### What is asked
Pull every line holding the string "кирпичные" from the records below.

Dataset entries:
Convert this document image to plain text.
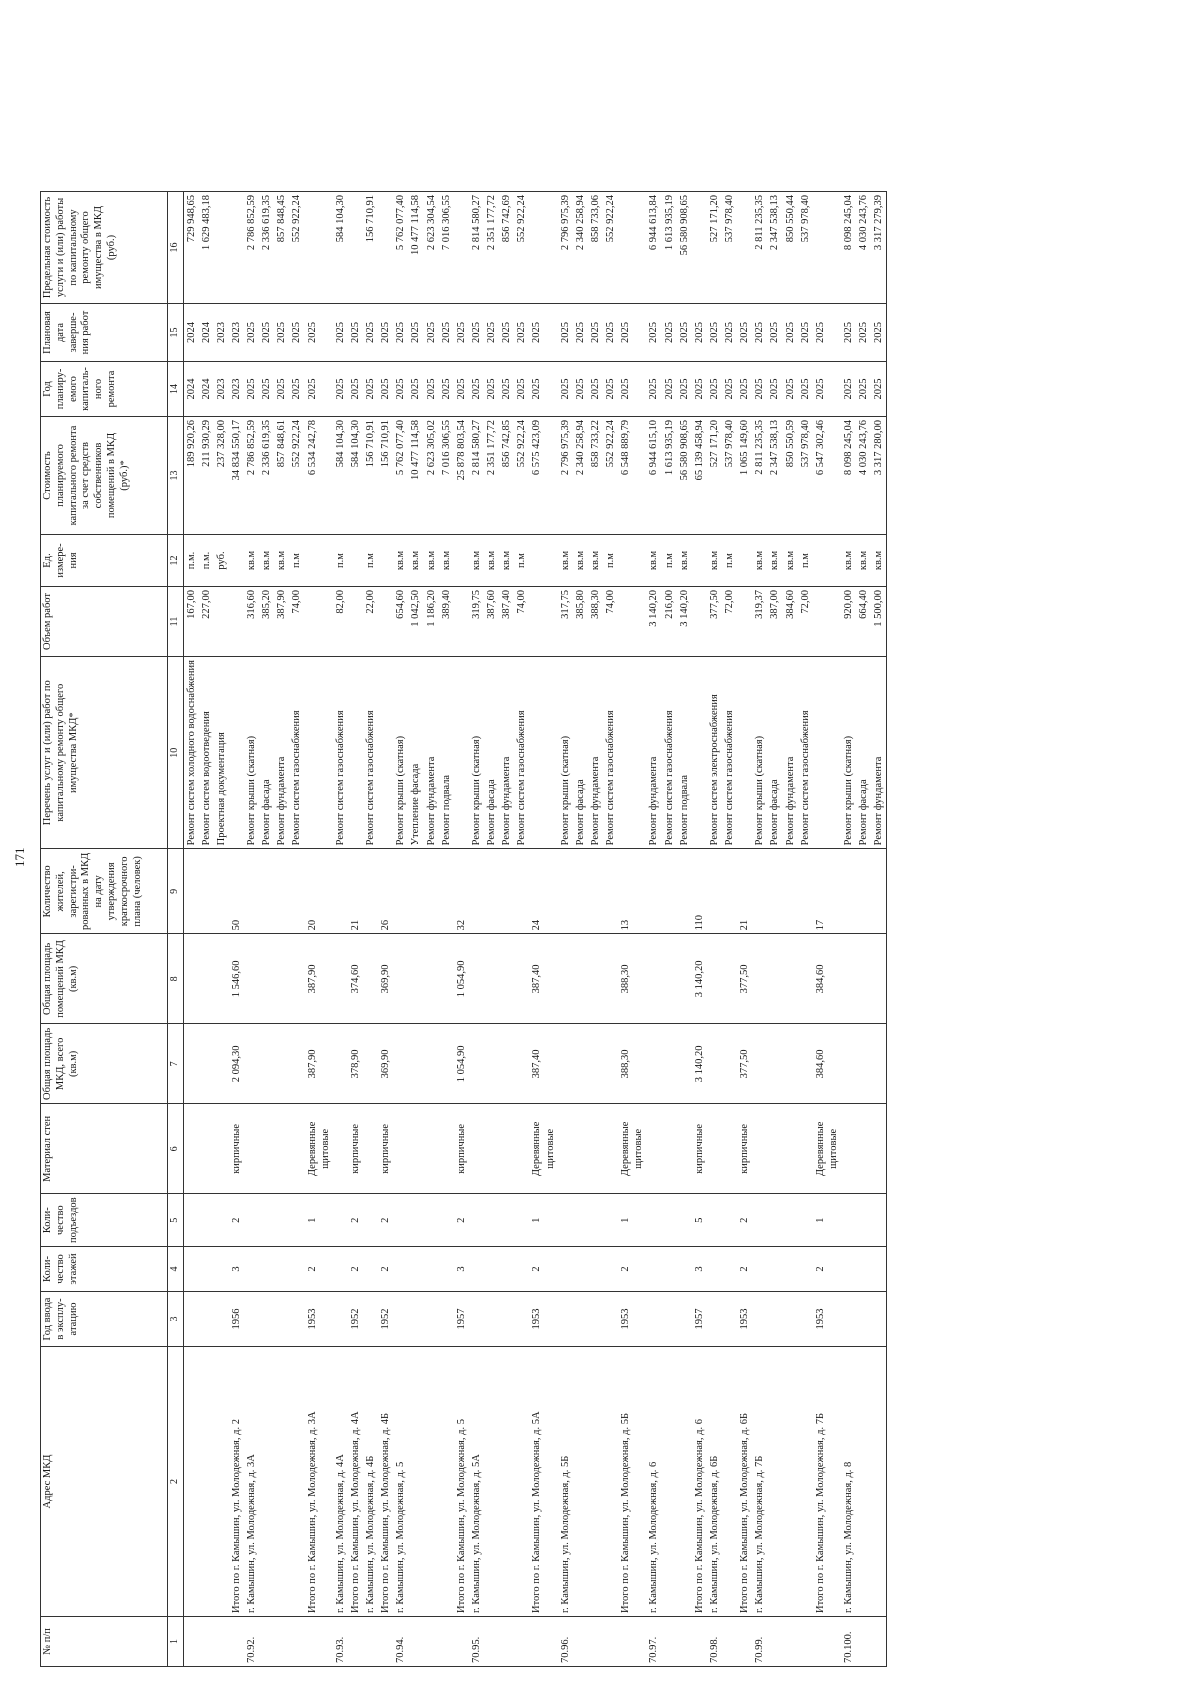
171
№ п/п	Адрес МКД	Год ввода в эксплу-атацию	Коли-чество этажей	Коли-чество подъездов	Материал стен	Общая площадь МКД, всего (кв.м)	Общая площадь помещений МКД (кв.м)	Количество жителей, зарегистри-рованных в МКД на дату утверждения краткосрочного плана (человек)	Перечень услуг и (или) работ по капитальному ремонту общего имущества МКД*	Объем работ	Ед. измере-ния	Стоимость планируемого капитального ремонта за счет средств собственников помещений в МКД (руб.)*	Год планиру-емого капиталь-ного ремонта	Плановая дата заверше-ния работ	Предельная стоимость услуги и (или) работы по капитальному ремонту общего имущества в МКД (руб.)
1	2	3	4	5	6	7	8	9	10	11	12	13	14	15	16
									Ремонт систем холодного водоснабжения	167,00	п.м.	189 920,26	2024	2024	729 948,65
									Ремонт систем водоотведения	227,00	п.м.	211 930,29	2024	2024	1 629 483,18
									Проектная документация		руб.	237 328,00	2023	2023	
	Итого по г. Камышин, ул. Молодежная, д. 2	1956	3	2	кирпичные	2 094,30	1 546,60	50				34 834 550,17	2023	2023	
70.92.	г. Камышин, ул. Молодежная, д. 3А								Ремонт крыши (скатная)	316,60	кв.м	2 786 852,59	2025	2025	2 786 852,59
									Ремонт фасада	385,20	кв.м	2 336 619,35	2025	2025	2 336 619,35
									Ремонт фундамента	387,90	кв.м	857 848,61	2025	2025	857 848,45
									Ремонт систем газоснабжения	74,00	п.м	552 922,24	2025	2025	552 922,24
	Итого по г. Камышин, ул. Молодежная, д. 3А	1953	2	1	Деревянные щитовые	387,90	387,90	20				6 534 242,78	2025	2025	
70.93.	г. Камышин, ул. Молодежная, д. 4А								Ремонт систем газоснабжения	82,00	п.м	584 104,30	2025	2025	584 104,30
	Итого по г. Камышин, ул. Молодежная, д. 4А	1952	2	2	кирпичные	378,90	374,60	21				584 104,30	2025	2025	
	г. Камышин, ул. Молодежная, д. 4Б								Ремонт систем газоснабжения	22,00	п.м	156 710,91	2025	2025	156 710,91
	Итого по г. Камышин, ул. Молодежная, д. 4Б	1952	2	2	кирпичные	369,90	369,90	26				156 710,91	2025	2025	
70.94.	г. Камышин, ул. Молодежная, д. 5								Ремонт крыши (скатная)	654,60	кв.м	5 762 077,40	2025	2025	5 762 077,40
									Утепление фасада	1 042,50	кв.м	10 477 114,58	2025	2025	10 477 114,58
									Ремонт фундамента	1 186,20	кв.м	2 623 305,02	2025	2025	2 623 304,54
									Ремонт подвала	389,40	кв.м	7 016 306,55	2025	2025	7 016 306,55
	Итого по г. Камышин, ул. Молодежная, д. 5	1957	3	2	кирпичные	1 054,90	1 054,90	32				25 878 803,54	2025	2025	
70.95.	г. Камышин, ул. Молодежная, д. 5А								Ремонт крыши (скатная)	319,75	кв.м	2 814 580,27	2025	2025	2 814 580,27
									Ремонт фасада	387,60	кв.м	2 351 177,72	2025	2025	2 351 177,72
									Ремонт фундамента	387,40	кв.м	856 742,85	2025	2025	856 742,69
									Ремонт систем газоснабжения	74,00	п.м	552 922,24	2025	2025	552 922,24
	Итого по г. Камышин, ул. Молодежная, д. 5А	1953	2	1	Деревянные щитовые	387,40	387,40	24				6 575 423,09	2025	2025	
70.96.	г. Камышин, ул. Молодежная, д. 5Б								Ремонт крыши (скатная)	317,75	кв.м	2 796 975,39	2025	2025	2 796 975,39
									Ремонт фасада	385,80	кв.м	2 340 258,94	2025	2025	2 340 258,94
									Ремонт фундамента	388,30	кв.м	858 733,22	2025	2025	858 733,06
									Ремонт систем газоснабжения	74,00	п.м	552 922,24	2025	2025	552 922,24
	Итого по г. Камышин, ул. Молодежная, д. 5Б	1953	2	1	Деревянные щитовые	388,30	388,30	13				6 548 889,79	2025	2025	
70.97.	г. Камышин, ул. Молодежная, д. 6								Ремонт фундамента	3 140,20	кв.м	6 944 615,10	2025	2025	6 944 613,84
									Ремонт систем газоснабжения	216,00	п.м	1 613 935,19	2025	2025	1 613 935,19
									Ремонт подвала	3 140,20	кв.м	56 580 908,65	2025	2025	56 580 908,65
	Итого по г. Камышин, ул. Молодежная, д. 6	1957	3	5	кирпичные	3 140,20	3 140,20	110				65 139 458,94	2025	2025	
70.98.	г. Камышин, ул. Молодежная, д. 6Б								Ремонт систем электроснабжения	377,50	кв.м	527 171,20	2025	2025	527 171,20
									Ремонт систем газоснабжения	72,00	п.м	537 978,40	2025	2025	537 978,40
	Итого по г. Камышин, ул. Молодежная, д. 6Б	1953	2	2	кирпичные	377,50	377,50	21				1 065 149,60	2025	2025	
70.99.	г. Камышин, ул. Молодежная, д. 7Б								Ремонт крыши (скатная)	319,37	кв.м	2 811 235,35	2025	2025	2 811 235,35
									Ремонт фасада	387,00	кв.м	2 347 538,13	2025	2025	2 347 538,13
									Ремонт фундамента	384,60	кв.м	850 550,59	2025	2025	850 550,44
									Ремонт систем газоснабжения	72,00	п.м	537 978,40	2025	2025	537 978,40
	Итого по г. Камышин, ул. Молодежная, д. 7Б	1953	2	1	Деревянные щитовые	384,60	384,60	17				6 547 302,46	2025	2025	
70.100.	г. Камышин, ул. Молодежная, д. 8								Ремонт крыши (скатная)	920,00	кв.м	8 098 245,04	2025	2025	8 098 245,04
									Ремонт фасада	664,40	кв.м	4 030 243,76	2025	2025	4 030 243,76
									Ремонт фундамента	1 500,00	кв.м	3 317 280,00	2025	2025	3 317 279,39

...

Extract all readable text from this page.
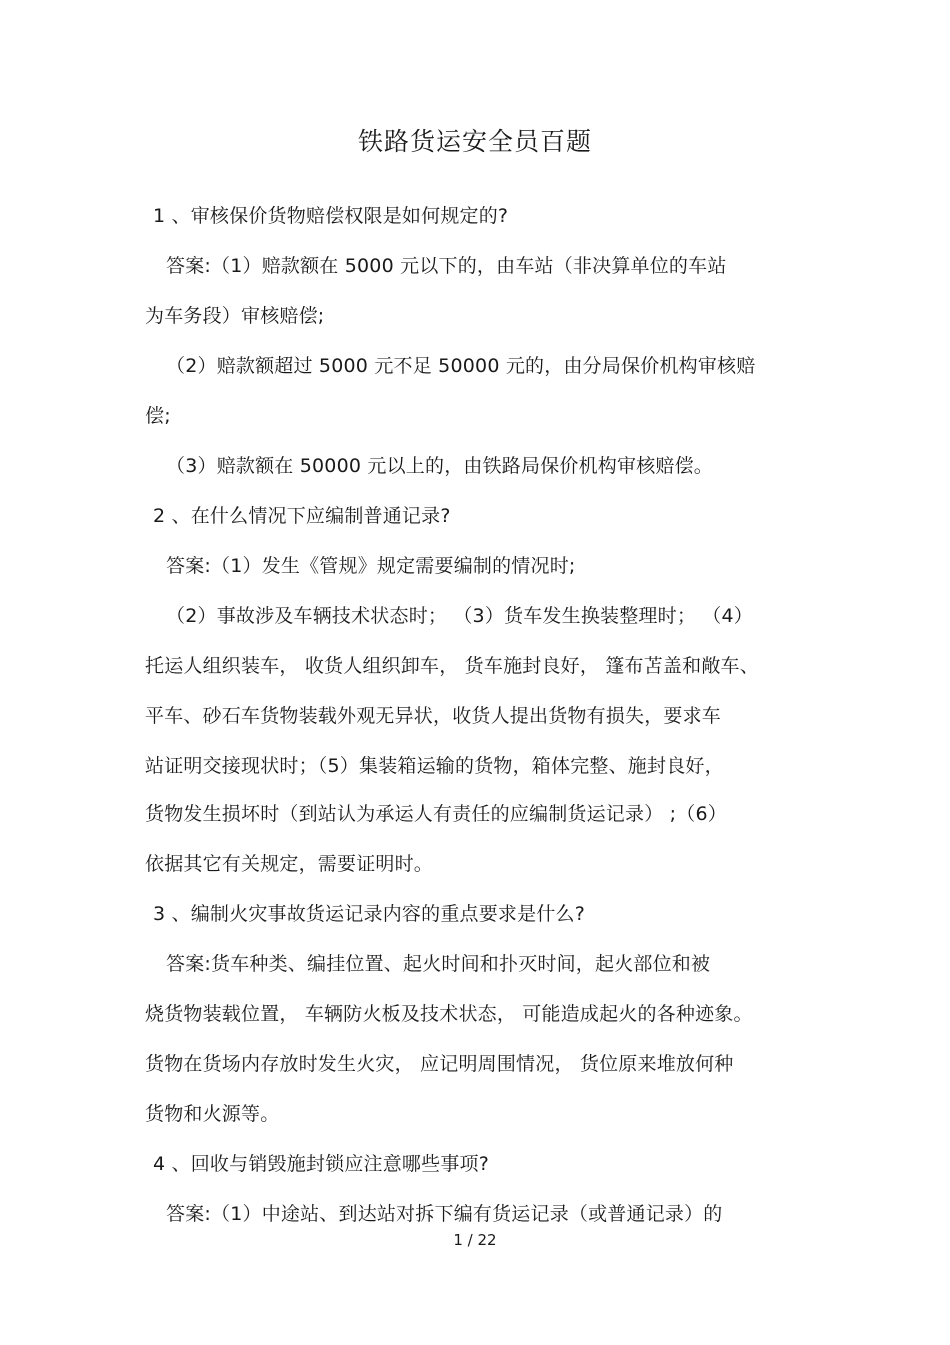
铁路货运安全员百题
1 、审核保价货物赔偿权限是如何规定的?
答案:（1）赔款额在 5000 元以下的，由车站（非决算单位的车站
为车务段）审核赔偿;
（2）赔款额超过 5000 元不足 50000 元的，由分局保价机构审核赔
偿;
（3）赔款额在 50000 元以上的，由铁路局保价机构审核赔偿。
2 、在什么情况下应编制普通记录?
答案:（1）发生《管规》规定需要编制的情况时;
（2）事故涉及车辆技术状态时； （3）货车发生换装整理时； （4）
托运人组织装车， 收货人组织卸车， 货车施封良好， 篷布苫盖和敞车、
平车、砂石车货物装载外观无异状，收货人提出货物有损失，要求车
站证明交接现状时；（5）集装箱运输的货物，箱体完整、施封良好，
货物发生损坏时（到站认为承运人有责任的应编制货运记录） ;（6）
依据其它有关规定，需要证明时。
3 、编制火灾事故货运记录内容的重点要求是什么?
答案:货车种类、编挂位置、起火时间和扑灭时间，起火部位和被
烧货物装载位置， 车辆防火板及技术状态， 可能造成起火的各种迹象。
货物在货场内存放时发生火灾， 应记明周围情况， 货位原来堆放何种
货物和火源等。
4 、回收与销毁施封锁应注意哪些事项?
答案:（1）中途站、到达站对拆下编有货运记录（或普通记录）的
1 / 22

### Answer to this exercise
	Итого по г. Камышин, ул. Молодежная, д. 2	1956	3	2	кирпичные	2 094,30	1 546,60	50				34 834 550,17	2023	2023	
	Итого по г. Камышин, ул. Молодежная, д. 4А	1952	2	2	кирпичные	378,90	374,60	21				584 104,30	2025	2025	
	Итого по г. Камышин, ул. Молодежная, д. 4Б	1952	2	2	кирпичные	369,90	369,90	26				156 710,91	2025	2025	
	Итого по г. Камышин, ул. Молодежная, д. 5	1957	3	2	кирпичные	1 054,90	1 054,90	32				25 878 803,54	2025	2025	
	Итого по г. Камышин, ул. Молодежная, д. 6	1957	3	5	кирпичные	3 140,20	3 140,20	110				65 139 458,94	2025	2025	
	Итого по г. Камышин, ул. Молодежная, д. 6Б	1953	2	2	кирпичные	377,50	377,50	21				1 065 149,60	2025	2025	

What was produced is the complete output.